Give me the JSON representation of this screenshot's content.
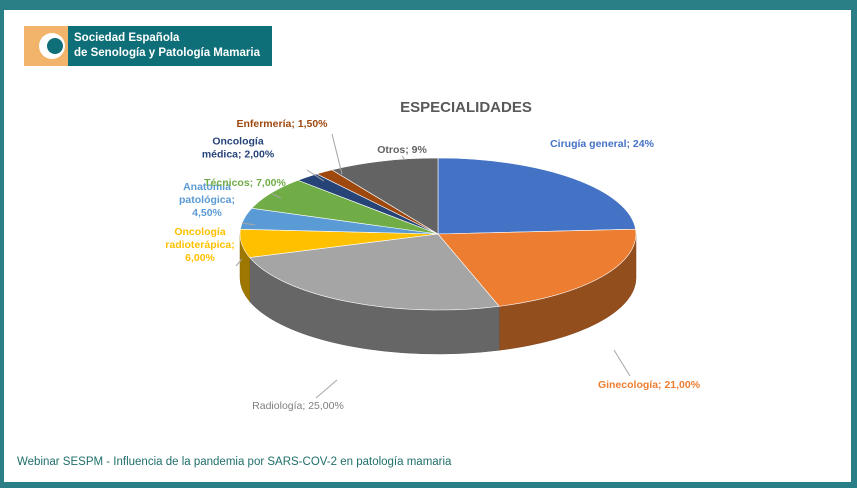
{
  "logo": {
    "line1": "Sociedad Española",
    "line2": "de Senología y Patología Mamaria"
  },
  "chart_data": {
    "type": "pie",
    "title": "ESPECIALIDADES",
    "series": [
      {
        "name": "Cirugía general",
        "value": 24,
        "label_lines": [
          "Cirugía general; 24%"
        ],
        "color": "#4472c4"
      },
      {
        "name": "Ginecología",
        "value": 21,
        "label_lines": [
          "Ginecología; 21,00%"
        ],
        "color": "#ed7d31"
      },
      {
        "name": "Radiología",
        "value": 25,
        "label_lines": [
          "Radiología; 25,00%"
        ],
        "color": "#a5a5a5"
      },
      {
        "name": "Oncología radioterápica",
        "value": 6,
        "label_lines": [
          "Oncología",
          "radioterápica;",
          "6,00%"
        ],
        "color": "#ffc000"
      },
      {
        "name": "Anatomía patológica",
        "value": 4.5,
        "label_lines": [
          "Anatomía",
          "patológica;",
          "4,50%"
        ],
        "color": "#5b9bd5"
      },
      {
        "name": "Técnicos",
        "value": 7,
        "label_lines": [
          "Técnicos; 7,00%"
        ],
        "color": "#70ad47"
      },
      {
        "name": "Oncología médica",
        "value": 2,
        "label_lines": [
          "Oncología",
          "médica; 2,00%"
        ],
        "color": "#264478"
      },
      {
        "name": "Enfermería",
        "value": 1.5,
        "label_lines": [
          "Enfermería; 1,50%"
        ],
        "color": "#9e480e"
      },
      {
        "name": "Otros",
        "value": 9,
        "label_lines": [
          "Otros; 9%"
        ],
        "color": "#636363"
      }
    ]
  },
  "footer": {
    "text": "Webinar SESPM - Influencia de la pandemia por SARS-COV-2 en patología mamaria"
  }
}
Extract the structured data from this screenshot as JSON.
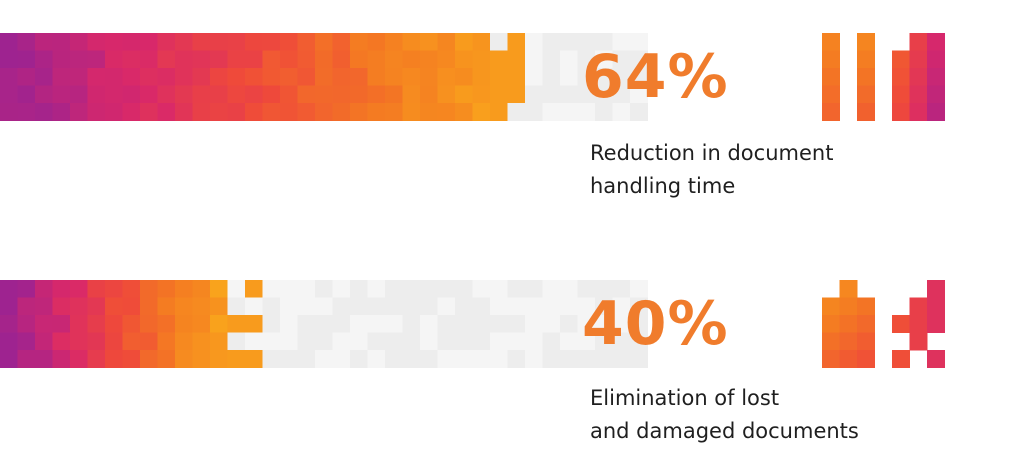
{
  "chart_data": {
    "type": "bar",
    "title": "",
    "xlabel": "",
    "ylabel": "",
    "ylim": [
      0,
      100
    ],
    "categories": [
      "Reduction in document handling time",
      "Elimination of lost and damaged documents"
    ],
    "values": [
      64,
      40
    ],
    "stats": [
      {
        "value_label": "64%",
        "value": 64,
        "desc_line1": "Reduction in document",
        "desc_line2": "handling time"
      },
      {
        "value_label": "40%",
        "value": 40,
        "desc_line1": "Elimination of lost",
        "desc_line2": "and damaged documents"
      }
    ]
  },
  "colors": {
    "accent": "#f07c2c",
    "gradient": [
      "#9e2390",
      "#d8286a",
      "#ef4a3a",
      "#f47a22",
      "#f9a31c"
    ],
    "track": "#ededed",
    "track_alt": "#f5f5f5",
    "text": "#1f1f1f"
  }
}
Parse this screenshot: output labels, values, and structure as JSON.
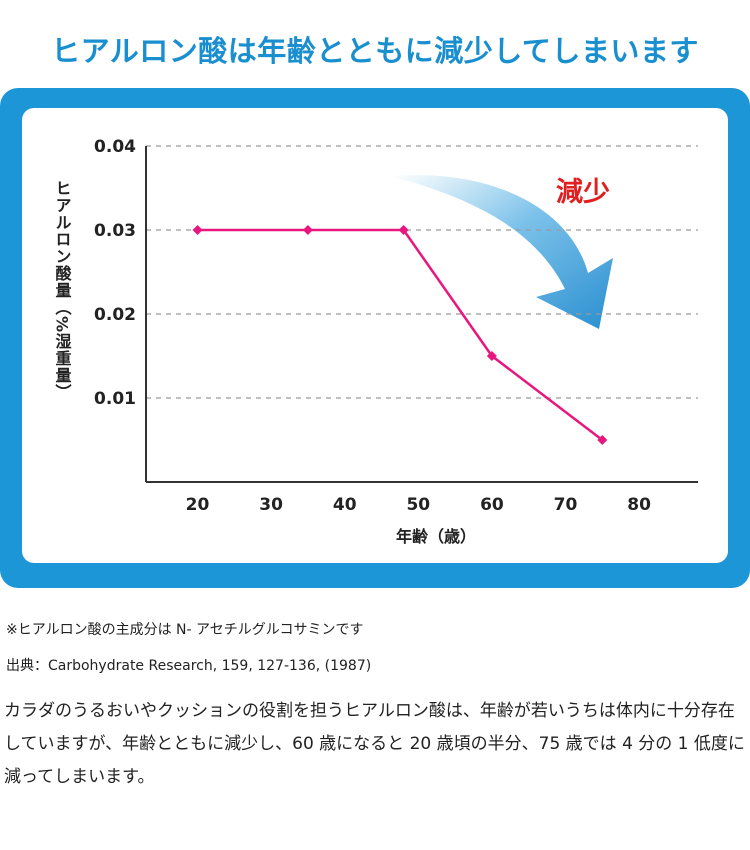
{
  "title": "ヒアルロン酸は年齢とともに減少してしまいます",
  "footnote": "※ヒアルロン酸の主成分は N- アセチルグルコサミンです",
  "source": "出典：Carbohydrate Research, 159, 127-136, (1987)",
  "body_text": "カラダのうるおいやクッションの役割を担うヒアルロン酸は、年齢が若いうちは体内に十分存在していますが、年齢とともに減少し、60 歳になると 20 歳頃の半分、75 歳では 4 分の 1 低度に減ってしまいます。",
  "colors": {
    "title": "#1a8fcf",
    "frame": "#1c96d6",
    "line": "#e8177f",
    "annotation": "#e02020",
    "arrow": "#2a8fd0"
  },
  "chart_data": {
    "type": "line",
    "xlabel": "年齢（歳）",
    "ylabel": "ヒアルロン酸量（%湿重量）",
    "xlim": [
      13,
      88
    ],
    "ylim": [
      0,
      0.04
    ],
    "x_ticks": [
      20,
      30,
      40,
      50,
      60,
      70,
      80
    ],
    "y_ticks": [
      0.01,
      0.02,
      0.03,
      0.04
    ],
    "y_tick_labels": [
      "0.01",
      "0.02",
      "0.03",
      "0.04"
    ],
    "grid": "horizontal-dashed",
    "series": [
      {
        "x": [
          20,
          35,
          48,
          60,
          75
        ],
        "y": [
          0.03,
          0.03,
          0.03,
          0.015,
          0.005
        ]
      }
    ],
    "annotation": {
      "text": "減少",
      "icon": "down-right-curved-arrow-icon"
    }
  }
}
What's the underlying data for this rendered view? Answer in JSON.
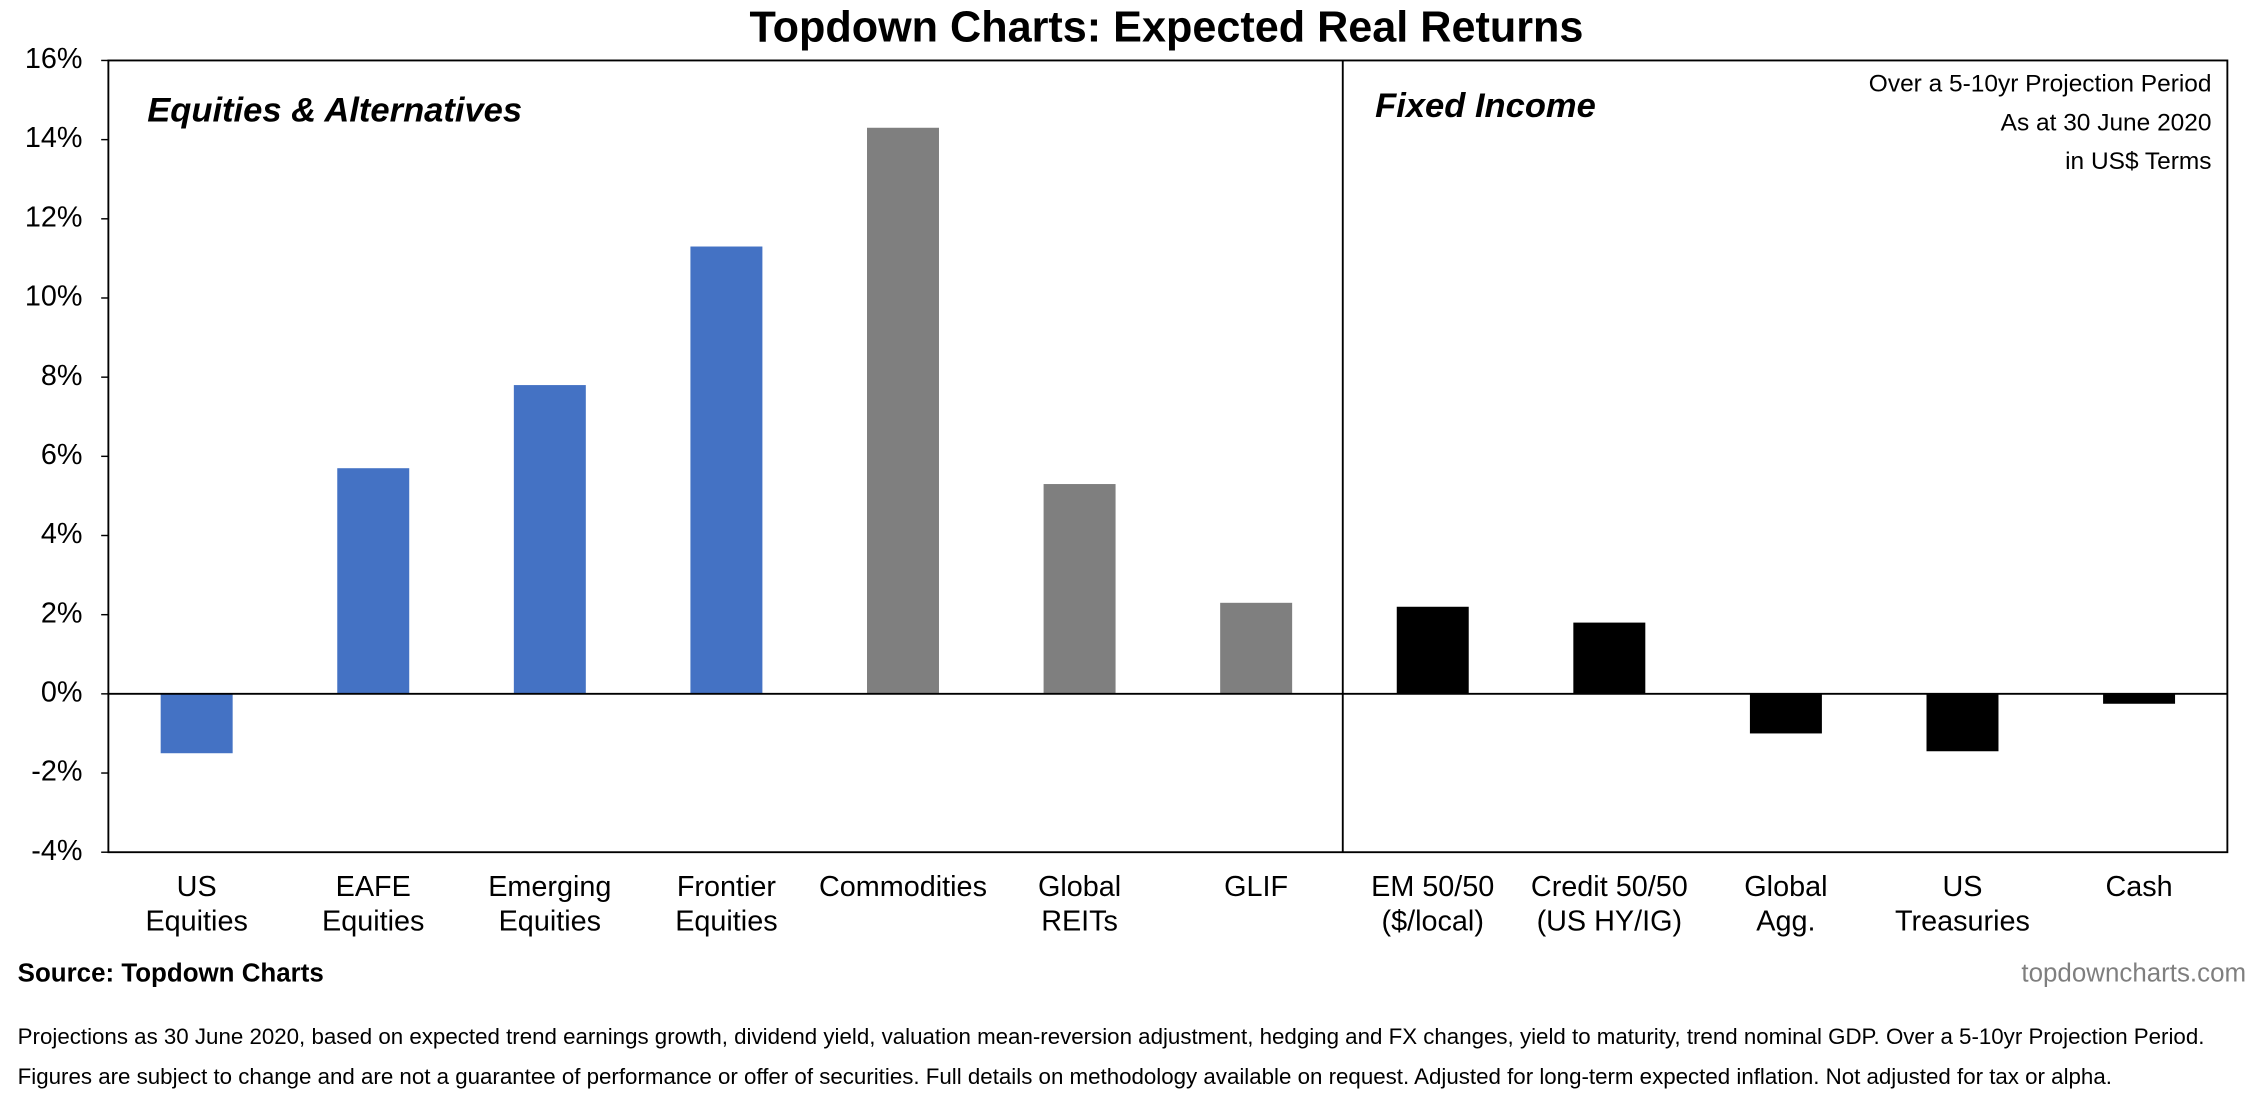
{
  "chart_data": {
    "type": "bar",
    "title": "Topdown Charts: Expected Real Returns",
    "sections": [
      "Equities & Alternatives",
      "Fixed Income"
    ],
    "note": [
      "Over a 5-10yr Projection Period",
      "As at 30 June 2020",
      "in US$ Terms"
    ],
    "categories": [
      [
        "US",
        "Equities"
      ],
      [
        "EAFE",
        "Equities"
      ],
      [
        "Emerging",
        "Equities"
      ],
      [
        "Frontier",
        "Equities"
      ],
      [
        "Commodities"
      ],
      [
        "Global",
        "REITs"
      ],
      [
        "GLIF"
      ],
      [
        "EM 50/50",
        "($/local)"
      ],
      [
        "Credit 50/50",
        "(US HY/IG)"
      ],
      [
        "Global",
        "Agg."
      ],
      [
        "US",
        "Treasuries"
      ],
      [
        "Cash"
      ]
    ],
    "values": [
      -1.5,
      5.7,
      7.8,
      11.3,
      14.3,
      5.3,
      2.3,
      2.2,
      1.8,
      -1.0,
      -1.45,
      -0.25
    ],
    "colors": [
      "#4472c4",
      "#4472c4",
      "#4472c4",
      "#4472c4",
      "#7f7f7f",
      "#7f7f7f",
      "#7f7f7f",
      "#000000",
      "#000000",
      "#000000",
      "#000000",
      "#000000"
    ],
    "ylim": [
      -4,
      16
    ],
    "yticks": [
      {
        "value": -4,
        "label": "-4%"
      },
      {
        "value": -2,
        "label": "-2%"
      },
      {
        "value": 0,
        "label": "0%"
      },
      {
        "value": 2,
        "label": "2%"
      },
      {
        "value": 4,
        "label": "4%"
      },
      {
        "value": 6,
        "label": "6%"
      },
      {
        "value": 8,
        "label": "8%"
      },
      {
        "value": 10,
        "label": "10%"
      },
      {
        "value": 12,
        "label": "12%"
      },
      {
        "value": 14,
        "label": "14%"
      },
      {
        "value": 16,
        "label": "16%"
      }
    ],
    "grid": false,
    "source": "Source: Topdown Charts",
    "website": "topdowncharts.com",
    "footnotes": [
      "Projections as 30 June 2020, based on expected trend earnings growth, dividend yield, valuation mean-reversion adjustment, hedging and FX changes, yield to maturity, trend nominal GDP. Over a  5-10yr Projection Period.",
      "Figures are subject to change and are not a guarantee of performance or offer of securities.  Full details on methodology available on request.  Adjusted for long-term expected inflation.  Not adjusted for tax or alpha."
    ]
  }
}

__________

- Problem details: Skip the images and write out the rest of the listing exactly.

- Response to the task:
Give me the JSON representation of this screenshot's content.
{
  "logo": {
    "line1": "Sociedad Española",
    "line2": "de Senología y Patología Mamaria"
  },
  "chart_data": {
    "type": "pie",
    "title": "ESPECIALIDADES",
    "series": [
      {
        "name": "Cirugía general",
        "value": 24,
        "label_lines": [
          "Cirugía general; 24%"
        ],
        "color": "#4472c4"
      },
      {
        "name": "Ginecología",
        "value": 21,
        "label_lines": [
          "Ginecología; 21,00%"
        ],
        "color": "#ed7d31"
      },
      {
        "name": "Radiología",
        "value": 25,
        "label_lines": [
          "Radiología; 25,00%"
        ],
        "color": "#a5a5a5"
      },
      {
        "name": "Oncología radioterápica",
        "value": 6,
        "label_lines": [
          "Oncología",
          "radioterápica;",
          "6,00%"
        ],
        "color": "#ffc000"
      },
      {
        "name": "Anatomía patológica",
        "value": 4.5,
        "label_lines": [
          "Anatomía",
          "patológica;",
          "4,50%"
        ],
        "color": "#5b9bd5"
      },
      {
        "name": "Técnicos",
        "value": 7,
        "label_lines": [
          "Técnicos; 7,00%"
        ],
        "color": "#70ad47"
      },
      {
        "name": "Oncología médica",
        "value": 2,
        "label_lines": [
          "Oncología",
          "médica; 2,00%"
        ],
        "color": "#264478"
      },
      {
        "name": "Enfermería",
        "value": 1.5,
        "label_lines": [
          "Enfermería; 1,50%"
        ],
        "color": "#9e480e"
      },
      {
        "name": "Otros",
        "value": 9,
        "label_lines": [
          "Otros; 9%"
        ],
        "color": "#636363"
      }
    ]
  },
  "footer": {
    "text": "Webinar SESPM - Influencia de la pandemia por SARS-COV-2 en patología mamaria"
  }
}
Extract the structured data from this screenshot as JSON.
{
  "chart_data": {
    "type": "bar",
    "title": "",
    "xlabel": "",
    "ylabel": "",
    "ylim": [
      0,
      100
    ],
    "categories": [
      "Reduction in document handling time",
      "Elimination of lost and damaged documents"
    ],
    "values": [
      64,
      40
    ],
    "stats": [
      {
        "value_label": "64%",
        "value": 64,
        "desc_line1": "Reduction in document",
        "desc_line2": "handling time"
      },
      {
        "value_label": "40%",
        "value": 40,
        "desc_line1": "Elimination of lost",
        "desc_line2": "and damaged documents"
      }
    ]
  },
  "colors": {
    "accent": "#f07c2c",
    "gradient": [
      "#9e2390",
      "#d8286a",
      "#ef4a3a",
      "#f47a22",
      "#f9a31c"
    ],
    "track": "#ededed",
    "track_alt": "#f5f5f5",
    "text": "#1f1f1f"
  }
}
Parse this screenshot: output labels, values, and structure as JSON.
{
  "title": "ヒアルロン酸は年齢とともに減少してしまいます",
  "footnote": "※ヒアルロン酸の主成分は N- アセチルグルコサミンです",
  "source": "出典：Carbohydrate Research, 159, 127-136, (1987)",
  "body_text": "カラダのうるおいやクッションの役割を担うヒアルロン酸は、年齢が若いうちは体内に十分存在していますが、年齢とともに減少し、60 歳になると 20 歳頃の半分、75 歳では 4 分の 1 低度に減ってしまいます。",
  "colors": {
    "title": "#1a8fcf",
    "frame": "#1c96d6",
    "line": "#e8177f",
    "annotation": "#e02020",
    "arrow": "#2a8fd0"
  },
  "chart_data": {
    "type": "line",
    "xlabel": "年齢（歳）",
    "ylabel": "ヒアルロン酸量（%湿重量）",
    "xlim": [
      13,
      88
    ],
    "ylim": [
      0,
      0.04
    ],
    "x_ticks": [
      20,
      30,
      40,
      50,
      60,
      70,
      80
    ],
    "y_ticks": [
      0.01,
      0.02,
      0.03,
      0.04
    ],
    "y_tick_labels": [
      "0.01",
      "0.02",
      "0.03",
      "0.04"
    ],
    "grid": "horizontal-dashed",
    "series": [
      {
        "x": [
          20,
          35,
          48,
          60,
          75
        ],
        "y": [
          0.03,
          0.03,
          0.03,
          0.015,
          0.005
        ]
      }
    ],
    "annotation": {
      "text": "減少",
      "icon": "down-right-curved-arrow-icon"
    }
  }
}
What's the underlying data for this rendered view? Answer in JSON.
{
  "chart_data": {
    "type": "bar",
    "title": "Topdown Charts: Expected Real Returns",
    "sections": [
      "Equities & Alternatives",
      "Fixed Income"
    ],
    "note": [
      "Over a 5-10yr Projection Period",
      "As at 30 June 2020",
      "in US$ Terms"
    ],
    "categories": [
      [
        "US",
        "Equities"
      ],
      [
        "EAFE",
        "Equities"
      ],
      [
        "Emerging",
        "Equities"
      ],
      [
        "Frontier",
        "Equities"
      ],
      [
        "Commodities"
      ],
      [
        "Global",
        "REITs"
      ],
      [
        "GLIF"
      ],
      [
        "EM 50/50",
        "($/local)"
      ],
      [
        "Credit 50/50",
        "(US HY/IG)"
      ],
      [
        "Global",
        "Agg."
      ],
      [
        "US",
        "Treasuries"
      ],
      [
        "Cash"
      ]
    ],
    "values": [
      -1.5,
      5.7,
      7.8,
      11.3,
      14.3,
      5.3,
      2.3,
      2.2,
      1.8,
      -1.0,
      -1.45,
      -0.25
    ],
    "colors": [
      "#4472c4",
      "#4472c4",
      "#4472c4",
      "#4472c4",
      "#7f7f7f",
      "#7f7f7f",
      "#7f7f7f",
      "#000000",
      "#000000",
      "#000000",
      "#000000",
      "#000000"
    ],
    "ylim": [
      -4,
      16
    ],
    "yticks": [
      {
        "value": -4,
        "label": "-4%"
      },
      {
        "value": -2,
        "label": "-2%"
      },
      {
        "value": 0,
        "label": "0%"
      },
      {
        "value": 2,
        "label": "2%"
      },
      {
        "value": 4,
        "label": "4%"
      },
      {
        "value": 6,
        "label": "6%"
      },
      {
        "value": 8,
        "label": "8%"
      },
      {
        "value": 10,
        "label": "10%"
      },
      {
        "value": 12,
        "label": "12%"
      },
      {
        "value": 14,
        "label": "14%"
      },
      {
        "value": 16,
        "label": "16%"
      }
    ],
    "grid": false,
    "source": "Source: Topdown Charts",
    "website": "topdowncharts.com",
    "footnotes": [
      "Projections as 30 June 2020, based on expected trend earnings growth, dividend yield, valuation mean-reversion adjustment, hedging and FX changes, yield to maturity, trend nominal GDP. Over a  5-10yr Projection Period.",
      "Figures are subject to change and are not a guarantee of performance or offer of securities.  Full details on methodology available on request.  Adjusted for long-term expected inflation.  Not adjusted for tax or alpha."
    ]
  }
}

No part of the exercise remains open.